(Entries taken from a collection)
—————

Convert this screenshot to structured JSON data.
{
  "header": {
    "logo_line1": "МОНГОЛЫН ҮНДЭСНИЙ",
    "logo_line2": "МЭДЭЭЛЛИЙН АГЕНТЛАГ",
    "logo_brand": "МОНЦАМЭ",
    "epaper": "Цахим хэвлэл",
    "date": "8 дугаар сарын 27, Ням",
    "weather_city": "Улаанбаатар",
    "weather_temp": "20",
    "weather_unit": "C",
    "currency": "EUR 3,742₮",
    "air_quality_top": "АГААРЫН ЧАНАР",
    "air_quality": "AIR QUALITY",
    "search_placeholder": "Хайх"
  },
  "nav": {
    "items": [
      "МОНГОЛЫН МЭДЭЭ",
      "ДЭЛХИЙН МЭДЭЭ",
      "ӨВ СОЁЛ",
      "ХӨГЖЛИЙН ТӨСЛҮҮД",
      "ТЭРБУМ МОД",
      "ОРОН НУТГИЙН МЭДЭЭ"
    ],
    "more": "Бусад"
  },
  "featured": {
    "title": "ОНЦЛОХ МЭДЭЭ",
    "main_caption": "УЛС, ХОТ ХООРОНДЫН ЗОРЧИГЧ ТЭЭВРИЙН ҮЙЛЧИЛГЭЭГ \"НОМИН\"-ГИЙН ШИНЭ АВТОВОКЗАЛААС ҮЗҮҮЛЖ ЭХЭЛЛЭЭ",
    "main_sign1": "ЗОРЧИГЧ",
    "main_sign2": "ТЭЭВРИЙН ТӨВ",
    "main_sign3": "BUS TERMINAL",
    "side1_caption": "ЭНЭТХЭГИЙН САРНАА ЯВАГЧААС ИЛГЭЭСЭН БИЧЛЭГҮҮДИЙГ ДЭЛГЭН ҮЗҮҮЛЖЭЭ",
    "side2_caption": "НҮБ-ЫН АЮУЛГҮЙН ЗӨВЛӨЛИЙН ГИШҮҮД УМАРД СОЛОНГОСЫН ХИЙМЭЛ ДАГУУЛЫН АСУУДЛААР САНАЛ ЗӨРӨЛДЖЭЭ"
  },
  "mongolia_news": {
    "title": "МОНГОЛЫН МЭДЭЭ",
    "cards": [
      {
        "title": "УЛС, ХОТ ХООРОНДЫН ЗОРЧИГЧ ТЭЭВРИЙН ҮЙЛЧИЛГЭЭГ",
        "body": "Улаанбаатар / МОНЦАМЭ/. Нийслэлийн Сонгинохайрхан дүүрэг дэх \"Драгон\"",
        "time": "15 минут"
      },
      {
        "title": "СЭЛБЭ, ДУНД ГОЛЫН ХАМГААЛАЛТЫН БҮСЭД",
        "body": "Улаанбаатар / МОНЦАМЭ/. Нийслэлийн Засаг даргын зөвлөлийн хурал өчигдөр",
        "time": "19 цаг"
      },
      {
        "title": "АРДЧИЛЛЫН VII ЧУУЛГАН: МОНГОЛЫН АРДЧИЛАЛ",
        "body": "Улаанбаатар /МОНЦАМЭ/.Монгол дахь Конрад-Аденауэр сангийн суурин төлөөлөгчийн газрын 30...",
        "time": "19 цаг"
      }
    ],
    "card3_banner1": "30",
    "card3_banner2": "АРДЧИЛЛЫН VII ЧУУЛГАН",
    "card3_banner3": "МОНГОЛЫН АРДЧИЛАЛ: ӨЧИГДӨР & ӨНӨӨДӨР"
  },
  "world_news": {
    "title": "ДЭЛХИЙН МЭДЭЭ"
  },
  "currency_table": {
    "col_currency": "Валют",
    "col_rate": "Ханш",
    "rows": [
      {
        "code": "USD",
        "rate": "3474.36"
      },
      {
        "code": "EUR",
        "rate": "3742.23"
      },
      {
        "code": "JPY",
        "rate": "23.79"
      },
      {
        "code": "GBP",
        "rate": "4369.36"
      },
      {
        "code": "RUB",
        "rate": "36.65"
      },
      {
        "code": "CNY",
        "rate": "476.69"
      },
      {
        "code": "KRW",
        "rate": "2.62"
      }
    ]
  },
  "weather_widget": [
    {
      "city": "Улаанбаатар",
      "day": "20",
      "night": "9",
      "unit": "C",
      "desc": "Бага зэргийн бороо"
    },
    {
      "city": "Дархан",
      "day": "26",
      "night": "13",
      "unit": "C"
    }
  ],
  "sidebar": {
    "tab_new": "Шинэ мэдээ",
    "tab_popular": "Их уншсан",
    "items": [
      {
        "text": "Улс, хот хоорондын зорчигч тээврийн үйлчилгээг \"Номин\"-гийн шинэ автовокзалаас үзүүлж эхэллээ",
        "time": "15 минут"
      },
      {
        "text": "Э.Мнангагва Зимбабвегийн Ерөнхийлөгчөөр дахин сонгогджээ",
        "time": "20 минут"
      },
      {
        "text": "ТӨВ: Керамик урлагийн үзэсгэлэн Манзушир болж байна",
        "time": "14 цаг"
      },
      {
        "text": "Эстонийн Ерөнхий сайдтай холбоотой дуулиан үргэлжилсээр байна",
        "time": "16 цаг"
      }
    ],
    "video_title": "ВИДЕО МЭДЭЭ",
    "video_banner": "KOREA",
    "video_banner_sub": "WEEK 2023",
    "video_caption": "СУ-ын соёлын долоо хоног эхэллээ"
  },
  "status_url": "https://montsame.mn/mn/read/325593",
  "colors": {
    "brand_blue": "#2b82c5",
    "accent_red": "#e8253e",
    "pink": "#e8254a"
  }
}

—————

**Work to be completed**:
Return all the lines that contain the string "ЧУУЛГАН".

**Worked solution**:
        "title": "АРДЧИЛЛЫН VII ЧУУЛГАН: МОНГОЛЫН АРДЧИЛАЛ",
    "card3_banner2": "АРДЧИЛЛЫН VII ЧУУЛГАН",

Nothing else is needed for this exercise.